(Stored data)
= = = = = = =

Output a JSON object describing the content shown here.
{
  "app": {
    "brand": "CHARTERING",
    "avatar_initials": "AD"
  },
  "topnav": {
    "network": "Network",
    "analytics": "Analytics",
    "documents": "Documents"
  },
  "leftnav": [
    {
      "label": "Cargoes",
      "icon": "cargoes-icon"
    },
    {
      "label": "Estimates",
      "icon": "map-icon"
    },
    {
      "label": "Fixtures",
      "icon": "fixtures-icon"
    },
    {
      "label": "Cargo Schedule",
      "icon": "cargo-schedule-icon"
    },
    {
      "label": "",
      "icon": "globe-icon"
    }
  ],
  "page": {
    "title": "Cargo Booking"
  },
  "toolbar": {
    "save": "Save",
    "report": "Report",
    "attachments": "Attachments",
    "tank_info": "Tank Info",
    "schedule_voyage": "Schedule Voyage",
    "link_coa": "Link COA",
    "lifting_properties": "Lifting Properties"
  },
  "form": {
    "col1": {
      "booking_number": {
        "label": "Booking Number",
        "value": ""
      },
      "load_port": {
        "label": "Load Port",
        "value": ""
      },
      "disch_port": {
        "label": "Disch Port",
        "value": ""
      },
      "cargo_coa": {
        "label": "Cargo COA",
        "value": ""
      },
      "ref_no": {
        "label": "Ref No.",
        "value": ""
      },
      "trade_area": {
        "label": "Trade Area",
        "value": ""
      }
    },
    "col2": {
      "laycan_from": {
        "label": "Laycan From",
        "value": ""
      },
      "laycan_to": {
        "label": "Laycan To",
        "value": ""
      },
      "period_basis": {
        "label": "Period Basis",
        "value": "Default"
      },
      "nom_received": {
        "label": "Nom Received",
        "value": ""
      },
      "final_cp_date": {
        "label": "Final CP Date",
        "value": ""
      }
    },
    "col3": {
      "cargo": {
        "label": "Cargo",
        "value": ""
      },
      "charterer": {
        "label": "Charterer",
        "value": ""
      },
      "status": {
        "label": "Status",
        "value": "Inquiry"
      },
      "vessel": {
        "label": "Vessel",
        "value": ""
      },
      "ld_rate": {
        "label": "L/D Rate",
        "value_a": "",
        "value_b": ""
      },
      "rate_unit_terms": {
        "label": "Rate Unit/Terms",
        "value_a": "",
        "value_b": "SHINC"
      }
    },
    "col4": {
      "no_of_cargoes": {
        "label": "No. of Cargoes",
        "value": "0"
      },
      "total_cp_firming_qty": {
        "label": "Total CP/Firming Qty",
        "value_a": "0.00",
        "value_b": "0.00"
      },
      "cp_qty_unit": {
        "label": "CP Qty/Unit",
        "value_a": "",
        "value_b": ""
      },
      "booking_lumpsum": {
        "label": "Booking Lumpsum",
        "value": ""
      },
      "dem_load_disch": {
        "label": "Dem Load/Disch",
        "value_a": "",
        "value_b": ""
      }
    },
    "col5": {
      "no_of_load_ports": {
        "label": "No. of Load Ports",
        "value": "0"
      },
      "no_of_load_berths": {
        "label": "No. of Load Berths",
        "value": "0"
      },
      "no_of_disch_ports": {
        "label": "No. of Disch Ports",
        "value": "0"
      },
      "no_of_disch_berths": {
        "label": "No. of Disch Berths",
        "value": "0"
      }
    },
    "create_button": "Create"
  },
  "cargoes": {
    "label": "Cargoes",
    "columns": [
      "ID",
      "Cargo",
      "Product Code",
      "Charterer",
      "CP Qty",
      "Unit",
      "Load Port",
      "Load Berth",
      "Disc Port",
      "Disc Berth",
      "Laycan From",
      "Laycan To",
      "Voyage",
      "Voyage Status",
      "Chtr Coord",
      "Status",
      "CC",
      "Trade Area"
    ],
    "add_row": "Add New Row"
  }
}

= = = = = = =

▶ [Direction]
Using the data above, output each line exactly.

▶ [Solution to this task]
Output a JSON object describing the content shown here.
{
  "app": {
    "brand": "CHARTERING",
    "avatar_initials": "AD"
  },
  "topnav": {
    "network": "Network",
    "analytics": "Analytics",
    "documents": "Documents"
  },
  "leftnav": [
    {
      "label": "Cargoes",
      "icon": "cargoes-icon"
    },
    {
      "label": "Estimates",
      "icon": "map-icon"
    },
    {
      "label": "Fixtures",
      "icon": "fixtures-icon"
    },
    {
      "label": "Cargo Schedule",
      "icon": "cargo-schedule-icon"
    },
    {
      "label": "",
      "icon": "globe-icon"
    }
  ],
  "page": {
    "title": "Cargo Booking"
  },
  "toolbar": {
    "save": "Save",
    "report": "Report",
    "attachments": "Attachments",
    "tank_info": "Tank Info",
    "schedule_voyage": "Schedule Voyage",
    "link_coa": "Link COA",
    "lifting_properties": "Lifting Properties"
  },
  "form": {
    "col1": {
      "booking_number": {
        "label": "Booking Number",
        "value": ""
      },
      "load_port": {
        "label": "Load Port",
        "value": ""
      },
      "disch_port": {
        "label": "Disch Port",
        "value": ""
      },
      "cargo_coa": {
        "label": "Cargo COA",
        "value": ""
      },
      "ref_no": {
        "label": "Ref No.",
        "value": ""
      },
      "trade_area": {
        "label": "Trade Area",
        "value": ""
      }
    },
    "col2": {
      "laycan_from": {
        "label": "Laycan From",
        "value": ""
      },
      "laycan_to": {
        "label": "Laycan To",
        "value": ""
      },
      "period_basis": {
        "label": "Period Basis",
        "value": "Default"
      },
      "nom_received": {
        "label": "Nom Received",
        "value": ""
      },
      "final_cp_date": {
        "label": "Final CP Date",
        "value": ""
      }
    },
    "col3": {
      "cargo": {
        "label": "Cargo",
        "value": ""
      },
      "charterer": {
        "label": "Charterer",
        "value": ""
      },
      "status": {
        "label": "Status",
        "value": "Inquiry"
      },
      "vessel": {
        "label": "Vessel",
        "value": ""
      },
      "ld_rate": {
        "label": "L/D Rate",
        "value_a": "",
        "value_b": ""
      },
      "rate_unit_terms": {
        "label": "Rate Unit/Terms",
        "value_a": "",
        "value_b": "SHINC"
      }
    },
    "col4": {
      "no_of_cargoes": {
        "label": "No. of Cargoes",
        "value": "0"
      },
      "total_cp_firming_qty": {
        "label": "Total CP/Firming Qty",
        "value_a": "0.00",
        "value_b": "0.00"
      },
      "cp_qty_unit": {
        "label": "CP Qty/Unit",
        "value_a": "",
        "value_b": ""
      },
      "booking_lumpsum": {
        "label": "Booking Lumpsum",
        "value": ""
      },
      "dem_load_disch": {
        "label": "Dem Load/Disch",
        "value_a": "",
        "value_b": ""
      }
    },
    "col5": {
      "no_of_load_ports": {
        "label": "No. of Load Ports",
        "value": "0"
      },
      "no_of_load_berths": {
        "label": "No. of Load Berths",
        "value": "0"
      },
      "no_of_disch_ports": {
        "label": "No. of Disch Ports",
        "value": "0"
      },
      "no_of_disch_berths": {
        "label": "No. of Disch Berths",
        "value": "0"
      }
    },
    "create_button": "Create"
  },
  "cargoes": {
    "label": "Cargoes",
    "columns": [
      "ID",
      "Cargo",
      "Product Code",
      "Charterer",
      "CP Qty",
      "Unit",
      "Load Port",
      "Load Berth",
      "Disc Port",
      "Disc Berth",
      "Laycan From",
      "Laycan To",
      "Voyage",
      "Voyage Status",
      "Chtr Coord",
      "Status",
      "CC",
      "Trade Area"
    ],
    "add_row": "Add New Row"
  }
}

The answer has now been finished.